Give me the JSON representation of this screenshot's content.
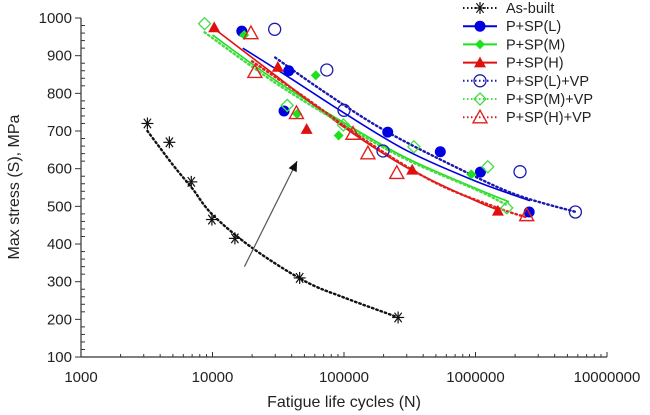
{
  "chart_data": {
    "type": "scatter",
    "title": "",
    "xlabel": "Fatigue life cycles (N)",
    "ylabel": "Max stress (S), MPa",
    "xscale": "log",
    "xlim": [
      1000,
      10000000
    ],
    "ylim": [
      100,
      1000
    ],
    "xticks": [
      "1000",
      "10000",
      "100000",
      "1000000",
      "10000000"
    ],
    "yticks": [
      "100",
      "200",
      "300",
      "400",
      "500",
      "600",
      "700",
      "800",
      "900",
      "1000"
    ],
    "grid": false,
    "legend_position": "top-right",
    "annotation": "arrow pointing from As-built curve toward treated curves",
    "series": [
      {
        "name": "As-built",
        "color": "#111111",
        "marker": "asterisk",
        "line": "dotted",
        "points": [
          [
            3200,
            720
          ],
          [
            4700,
            670
          ],
          [
            6900,
            565
          ],
          [
            9900,
            465
          ],
          [
            14800,
            415
          ],
          [
            46000,
            310
          ],
          [
            258000,
            205
          ]
        ],
        "fit": [
          [
            3200,
            700
          ],
          [
            5000,
            610
          ],
          [
            7000,
            548
          ],
          [
            10000,
            478
          ],
          [
            20000,
            390
          ],
          [
            50000,
            302
          ],
          [
            100000,
            258
          ],
          [
            250000,
            207
          ]
        ]
      },
      {
        "name": "P+SP(L)",
        "color": "#0000e0",
        "marker": "circle-filled",
        "line": "solid",
        "points": [
          [
            16700,
            965
          ],
          [
            38000,
            860
          ],
          [
            35000,
            753
          ],
          [
            215000,
            697
          ],
          [
            540000,
            645
          ],
          [
            1090000,
            591
          ],
          [
            2560000,
            485
          ]
        ],
        "fit": [
          [
            17000,
            920
          ],
          [
            40000,
            838
          ],
          [
            100000,
            748
          ],
          [
            300000,
            648
          ],
          [
            1000000,
            567
          ],
          [
            2600000,
            515
          ]
        ]
      },
      {
        "name": "P+SP(M)",
        "color": "#1ee01e",
        "marker": "diamond-filled",
        "line": "solid",
        "points": [
          [
            17400,
            955
          ],
          [
            61000,
            848
          ],
          [
            44000,
            745
          ],
          [
            91000,
            688
          ],
          [
            930000,
            585
          ]
        ],
        "fit": [
          [
            10000,
            955
          ],
          [
            30000,
            835
          ],
          [
            100000,
            722
          ],
          [
            300000,
            628
          ],
          [
            1000000,
            548
          ],
          [
            1800000,
            512
          ]
        ]
      },
      {
        "name": "P+SP(H)",
        "color": "#e01010",
        "marker": "triangle-filled",
        "line": "solid",
        "points": [
          [
            10300,
            975
          ],
          [
            31400,
            870
          ],
          [
            52000,
            705
          ],
          [
            330000,
            597
          ],
          [
            1480000,
            488
          ]
        ],
        "fit": [
          [
            10000,
            975
          ],
          [
            30000,
            848
          ],
          [
            100000,
            710
          ],
          [
            300000,
            603
          ],
          [
            1000000,
            515
          ],
          [
            1500000,
            490
          ]
        ]
      },
      {
        "name": "P+SP(L)+VP",
        "color": "#1a1ab0",
        "marker": "circle-open",
        "line": "dotted",
        "points": [
          [
            29700,
            970
          ],
          [
            74000,
            862
          ],
          [
            100000,
            755
          ],
          [
            198000,
            647
          ],
          [
            2180000,
            592
          ],
          [
            5750000,
            485
          ]
        ],
        "fit": [
          [
            30000,
            895
          ],
          [
            70000,
            805
          ],
          [
            200000,
            703
          ],
          [
            700000,
            605
          ],
          [
            2000000,
            532
          ],
          [
            5800000,
            485
          ]
        ]
      },
      {
        "name": "P+SP(M)+VP",
        "color": "#44dd44",
        "marker": "diamond-open",
        "line": "dotted",
        "points": [
          [
            8700,
            985
          ],
          [
            37000,
            768
          ],
          [
            99000,
            716
          ],
          [
            340000,
            658
          ],
          [
            1240000,
            605
          ],
          [
            1730000,
            496
          ]
        ],
        "fit": [
          [
            8700,
            962
          ],
          [
            30000,
            828
          ],
          [
            100000,
            716
          ],
          [
            300000,
            624
          ],
          [
            1000000,
            545
          ],
          [
            1700000,
            505
          ]
        ]
      },
      {
        "name": "P+SP(H)+VP",
        "color": "#e02020",
        "marker": "triangle-open",
        "line": "dotted",
        "points": [
          [
            19600,
            960
          ],
          [
            21000,
            857
          ],
          [
            43500,
            748
          ],
          [
            117000,
            693
          ],
          [
            152000,
            641
          ],
          [
            252000,
            589
          ],
          [
            2450000,
            477
          ]
        ],
        "fit": [
          [
            20000,
            885
          ],
          [
            50000,
            790
          ],
          [
            150000,
            672
          ],
          [
            500000,
            562
          ],
          [
            1500000,
            495
          ],
          [
            2500000,
            470
          ]
        ]
      }
    ],
    "arrow": {
      "from": [
        17500,
        340
      ],
      "to": [
        44000,
        620
      ]
    }
  }
}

====

▶ _Task directions_: Output the data exactly. Pictures don't belong in the result.

▶ _Output_:
Give me the JSON representation of this screenshot's content.
{
  "chart_data": {
    "type": "scatter",
    "title": "",
    "xlabel": "Fatigue life cycles (N)",
    "ylabel": "Max stress (S), MPa",
    "xscale": "log",
    "xlim": [
      1000,
      10000000
    ],
    "ylim": [
      100,
      1000
    ],
    "xticks": [
      "1000",
      "10000",
      "100000",
      "1000000",
      "10000000"
    ],
    "yticks": [
      "100",
      "200",
      "300",
      "400",
      "500",
      "600",
      "700",
      "800",
      "900",
      "1000"
    ],
    "grid": false,
    "legend_position": "top-right",
    "annotation": "arrow pointing from As-built curve toward treated curves",
    "series": [
      {
        "name": "As-built",
        "color": "#111111",
        "marker": "asterisk",
        "line": "dotted",
        "points": [
          [
            3200,
            720
          ],
          [
            4700,
            670
          ],
          [
            6900,
            565
          ],
          [
            9900,
            465
          ],
          [
            14800,
            415
          ],
          [
            46000,
            310
          ],
          [
            258000,
            205
          ]
        ],
        "fit": [
          [
            3200,
            700
          ],
          [
            5000,
            610
          ],
          [
            7000,
            548
          ],
          [
            10000,
            478
          ],
          [
            20000,
            390
          ],
          [
            50000,
            302
          ],
          [
            100000,
            258
          ],
          [
            250000,
            207
          ]
        ]
      },
      {
        "name": "P+SP(L)",
        "color": "#0000e0",
        "marker": "circle-filled",
        "line": "solid",
        "points": [
          [
            16700,
            965
          ],
          [
            38000,
            860
          ],
          [
            35000,
            753
          ],
          [
            215000,
            697
          ],
          [
            540000,
            645
          ],
          [
            1090000,
            591
          ],
          [
            2560000,
            485
          ]
        ],
        "fit": [
          [
            17000,
            920
          ],
          [
            40000,
            838
          ],
          [
            100000,
            748
          ],
          [
            300000,
            648
          ],
          [
            1000000,
            567
          ],
          [
            2600000,
            515
          ]
        ]
      },
      {
        "name": "P+SP(M)",
        "color": "#1ee01e",
        "marker": "diamond-filled",
        "line": "solid",
        "points": [
          [
            17400,
            955
          ],
          [
            61000,
            848
          ],
          [
            44000,
            745
          ],
          [
            91000,
            688
          ],
          [
            930000,
            585
          ]
        ],
        "fit": [
          [
            10000,
            955
          ],
          [
            30000,
            835
          ],
          [
            100000,
            722
          ],
          [
            300000,
            628
          ],
          [
            1000000,
            548
          ],
          [
            1800000,
            512
          ]
        ]
      },
      {
        "name": "P+SP(H)",
        "color": "#e01010",
        "marker": "triangle-filled",
        "line": "solid",
        "points": [
          [
            10300,
            975
          ],
          [
            31400,
            870
          ],
          [
            52000,
            705
          ],
          [
            330000,
            597
          ],
          [
            1480000,
            488
          ]
        ],
        "fit": [
          [
            10000,
            975
          ],
          [
            30000,
            848
          ],
          [
            100000,
            710
          ],
          [
            300000,
            603
          ],
          [
            1000000,
            515
          ],
          [
            1500000,
            490
          ]
        ]
      },
      {
        "name": "P+SP(L)+VP",
        "color": "#1a1ab0",
        "marker": "circle-open",
        "line": "dotted",
        "points": [
          [
            29700,
            970
          ],
          [
            74000,
            862
          ],
          [
            100000,
            755
          ],
          [
            198000,
            647
          ],
          [
            2180000,
            592
          ],
          [
            5750000,
            485
          ]
        ],
        "fit": [
          [
            30000,
            895
          ],
          [
            70000,
            805
          ],
          [
            200000,
            703
          ],
          [
            700000,
            605
          ],
          [
            2000000,
            532
          ],
          [
            5800000,
            485
          ]
        ]
      },
      {
        "name": "P+SP(M)+VP",
        "color": "#44dd44",
        "marker": "diamond-open",
        "line": "dotted",
        "points": [
          [
            8700,
            985
          ],
          [
            37000,
            768
          ],
          [
            99000,
            716
          ],
          [
            340000,
            658
          ],
          [
            1240000,
            605
          ],
          [
            1730000,
            496
          ]
        ],
        "fit": [
          [
            8700,
            962
          ],
          [
            30000,
            828
          ],
          [
            100000,
            716
          ],
          [
            300000,
            624
          ],
          [
            1000000,
            545
          ],
          [
            1700000,
            505
          ]
        ]
      },
      {
        "name": "P+SP(H)+VP",
        "color": "#e02020",
        "marker": "triangle-open",
        "line": "dotted",
        "points": [
          [
            19600,
            960
          ],
          [
            21000,
            857
          ],
          [
            43500,
            748
          ],
          [
            117000,
            693
          ],
          [
            152000,
            641
          ],
          [
            252000,
            589
          ],
          [
            2450000,
            477
          ]
        ],
        "fit": [
          [
            20000,
            885
          ],
          [
            50000,
            790
          ],
          [
            150000,
            672
          ],
          [
            500000,
            562
          ],
          [
            1500000,
            495
          ],
          [
            2500000,
            470
          ]
        ]
      }
    ],
    "arrow": {
      "from": [
        17500,
        340
      ],
      "to": [
        44000,
        620
      ]
    }
  }
}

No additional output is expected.